Metin Bölümü
-------------------------

Caniff’in kişilikleri yansıtmada kullandığı temel araç ne yüz ifadeleri ne de vücut diliydi, am bu iki unsuru da ustaca kullanarak yarattığı diyaloglardı. Karikatürün doğumundan bu yana karakterlerine bireysel “sesler” kazandıran ilk çizerdi (Harold Gray’in istisnai durumunu saymazsak); kendilerine özgü konuşma kalıpları, aksanlar, tuhaf ünlem sesleri ve orijinal mimiklerle onun kahramanları ete kemiğe bürünüyorlardı. Bazen hayatın anlamına dair derin laflar ediyor bazen de son derece yüzeysel konuşuyorlardı, ama her durumda, gerçek hayatta karşılığı olan ve kendilerine özgü bir ses tonları oluyordu. Caniff belki de sinema filmlerindeki diyaloglardan ilham alıyordu, ama Terry’yi üretirken kulaklarının da en az elleri kadar yetenekli olduğunu kanıtlamıştı.
1943 yılına gelindiğinde Amerika’nın savaşa girmesiyle artık Terry’de askerdedir. Eski akıl hocası Pat Ryan’ın yerini Albay Flip Corkin (adı Ohio State günlerindeki eski bir arkadaş olan Albay Phil Cochran’dan gelir) almıştır; ve gazetenin bir pazar günkü sayısında Terry’ye savaş hakkında baba nasihatları verirken görürüz onu: Ortalama bir erkeğin vatandaş olarak savaştaki rolü ve dayandığı toplumsal değerlerden bahseder. Hiçbir aksiyonun yer almadığı, sözel monologdan oluşan bir “konuşan beyinler” sayfasıdır bu. Öte yandan bir düzyazı başyapıtıdır, sanki II. Dünya Savaşı için yazılmış bir Gettysburg Hitabesi (Abraham Lincoln’ün 1863 tarihli, ünlü konuşması) sayılmayı hak edecek kadar heyecanlandırıcı ve samimidir. Başkan Roosevelt’in Dört Özgürlük konuşması ya da efsanevi savaş muhabiri Ernie Plyle’ın haberleri ya da Frank Capra’nın Why We Fight filmi gibi, karşı konulmaz ve etkileyiciydi. Tam metin olarak Kongre Kütüphanesi’ne kabul edilen ilk bant karikatür buydu.
Bu özel pazar sayfasını bu kadar başarılı yapan şeylerden biri de çizimlerin niteliğiydi. Birbirini takip eden yüzler göstermek yerine Caniff, bakış açısını radikal ve dramatik hareketlerle gezdirmişti. Caniff’in çizgiromana getirdiğ diğer bir temel yenilik de buydu. Kuşkusuz ki sinemadan etkilenmişti tabii, hikayenin içine işlemiş gizli aksiyonları vurgulamak amacıyla, tıpkı bir kamera gibi, yakın çekimlerden geniş açılara, silüetlere, tepe çekimlerine kadar her şeyi karelerinde kullanmıştı. Böylece güçlü bir hikaye, karakterlerin kişilikleri, çarpıcı diyaloglar ve başarılı çizgiler hepsi bir orkestranın üyeleri gibi bir araya gelerek, bir bant karikatür oluşturmuşlardı. Oysa o güne kadarki birçok çizer, bu bileşenlerin yalnızca bir iki tanesine ağırlık vermekle yetinmişlerdi.

-------------------------

Öğe kutusu açıklamaları

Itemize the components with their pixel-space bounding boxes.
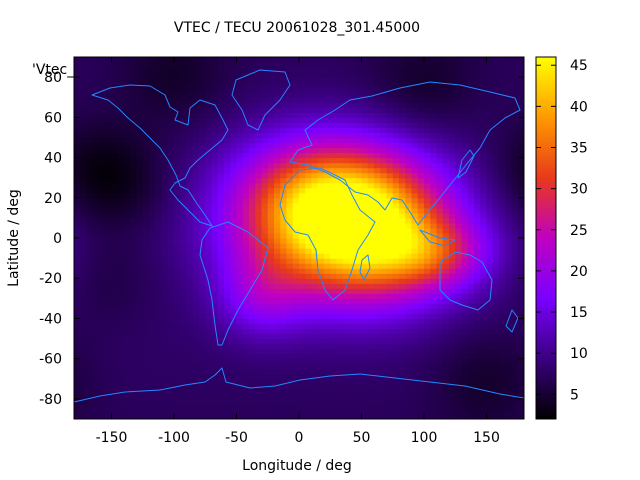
y-tick-label: -80	[39, 392, 62, 408]
colorbar-ticks: 5 10 15 20 25 30 35 40 45	[536, 58, 588, 403]
colorbar-tick-label: 5	[570, 387, 579, 403]
x-tick-label: -100	[158, 430, 190, 446]
heatmap-grid	[74, 57, 524, 419]
x-tick-label: 0	[295, 430, 304, 446]
y-tick-label: -40	[39, 311, 62, 327]
coastline-indonesia	[419, 229, 456, 247]
x-tick-label: -150	[96, 430, 128, 446]
coastline-japan	[457, 149, 475, 179]
x-tick-label: 100	[411, 430, 438, 446]
y-tick-label: 20	[44, 191, 62, 207]
y-tick-label: 40	[44, 151, 62, 167]
colorbar-tick-label: 30	[570, 182, 588, 198]
colorbar-tick-label: 10	[570, 346, 588, 362]
x-axis-ticks: -150 -100 -50 0 50 100 150	[96, 57, 500, 446]
coastlines	[74, 69, 524, 403]
chart-title: VTEC / TECU 20061028_301.45000	[174, 20, 420, 36]
coastline-africa	[279, 167, 376, 301]
coastline-greenland	[231, 69, 291, 131]
y-tick-label: 60	[44, 110, 62, 126]
y-tick-label: -60	[39, 352, 62, 368]
colorbar-tick-label: 45	[570, 58, 588, 74]
coastline-madagascar	[359, 254, 371, 281]
colorbar	[535, 56, 557, 420]
x-axis-label: Longitude / deg	[242, 458, 352, 474]
x-tick-label: 50	[353, 430, 371, 446]
y-axis-ticks: -80 -60 -40 -20 0 20 40 60 80	[39, 70, 524, 408]
y-tick-label: 0	[53, 231, 62, 247]
coastline-new-zealand	[505, 309, 519, 333]
colorbar-tick-label: 15	[570, 305, 588, 321]
series-key-label: 'Vtec_	[32, 62, 75, 78]
coastline-australia	[439, 251, 493, 311]
coastline-antarctica	[74, 367, 524, 403]
colorbar-tick-label: 35	[570, 141, 588, 157]
y-tick-label: -20	[39, 271, 62, 287]
x-tick-label: -50	[225, 430, 248, 446]
coastline-north-america	[91, 84, 229, 227]
y-tick-label: 80	[44, 70, 62, 86]
coastline-eurasia	[289, 81, 521, 226]
x-tick-label: 150	[473, 430, 500, 446]
colorbar-tick-label: 20	[570, 264, 588, 280]
y-axis-label: Latitude / deg	[6, 189, 22, 287]
colorbar-tick-label: 40	[570, 99, 588, 115]
colorbar-tick-label: 25	[570, 223, 588, 239]
coastline-south-america	[199, 221, 269, 346]
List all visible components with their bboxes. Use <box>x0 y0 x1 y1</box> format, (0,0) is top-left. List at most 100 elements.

-------------------------

Görevler
#1 Caniff hakkındaki metni iki cümleyle özetleyin.
#2 Caniff hakkındaki metinde "1943 yılına gelindiğinde" sözleriyle başlayan paragrafı, ana bilgilerini koruyarak madde madde yeniden yazın.
Kayıtların bu metinle hiçbir ilgisi yoktur.

Görevlere Göre Çözümler
#1 Caniff, karakterlerine kendilerine özgü konuşma kalıpları, aksanlar ve ünlem sesleriyle bireysel "sesler" kazandıran diyaloglarıyla öne çıkıyordu. 1943'te Albay Flip Corkin'in Terry'ye savaş hakkında nasihat verdiği pazar sayfası, sinemadan etkilenen dramatik çizimleriyle de dikkat çekmiş ve Kongre Kütüphanesi'ne tam metin olarak kabul edilen ilk bant karikatür olmuştu.

#2
- 1943'te Amerika savaşa girmiştir ve Terry artık askerdedir.
- Pat Ryan'ın yerini Albay Flip Corkin almıştır. Bu adın kaynağı, Ohio State günlerinden eski bir arkadaş olan Albay Phil Cochran'dır.
- Bir pazar sayfasında Corkin, Terry'ye savaş hakkında nasihat verir. Ortalama bir erkeğin vatandaş olarak savaştaki rolünden ve dayandığı toplumsal değerlerden söz eder.
- Sayfada hiç aksiyon yoktur, yalnızca sözel bir monolog vardır.
- Sayfa, heyecanlandırıcı ve samimi bir düzyazı başyapıtı olarak Gettysburg Hitabesi'ne, Roosevelt'in Dört Özgürlük konuşmasına, Ernie Plyle'ın haberlerine ve Frank Capra'nın Why We Fight filmine benzetilir.
- Kongre Kütüphanesi'ne tam metin olarak kabul edilen ilk bant karikatür budur.